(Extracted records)
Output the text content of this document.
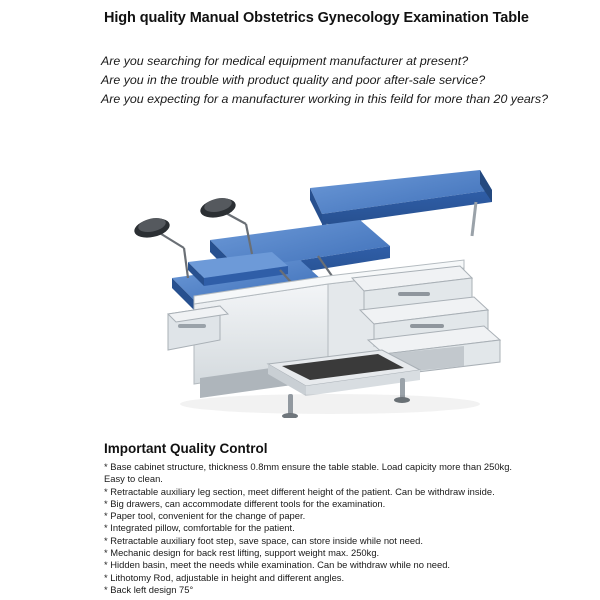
High quality Manual Obstetrics Gynecology Examination Table
Are you searching for medical equipment manufacturer at present?
Are you in the trouble with product quality and poor after-sale service?
Are you expecting for a manufacturer working in this feild for more than 20 years?
Important Quality Control
* Base cabinet structure, thickness 0.8mm ensure the table stable. Load capicity more than 250kg. Easy to clean.
* Retractable auxiliary leg section, meet different height of the patient. Can be withdraw inside.
* Big drawers, can accommodate different tools for the examination.
* Paper tool, convenient for the change of paper.
* Integrated pillow, comfortable for the patient.
* Retractable auxiliary foot step, save space, can store inside while not need.
* Mechanic design for back rest lifting, support weight max. 250kg.
* Hidden basin, meet the needs while examination. Can be withdraw while no need.
* Lithotomy Rod, adjustable in height and different angles.
* Back left design 75°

Requirements
In the entries above, how many lines contain the word "than"? Answer with the number only.

Exercise response
2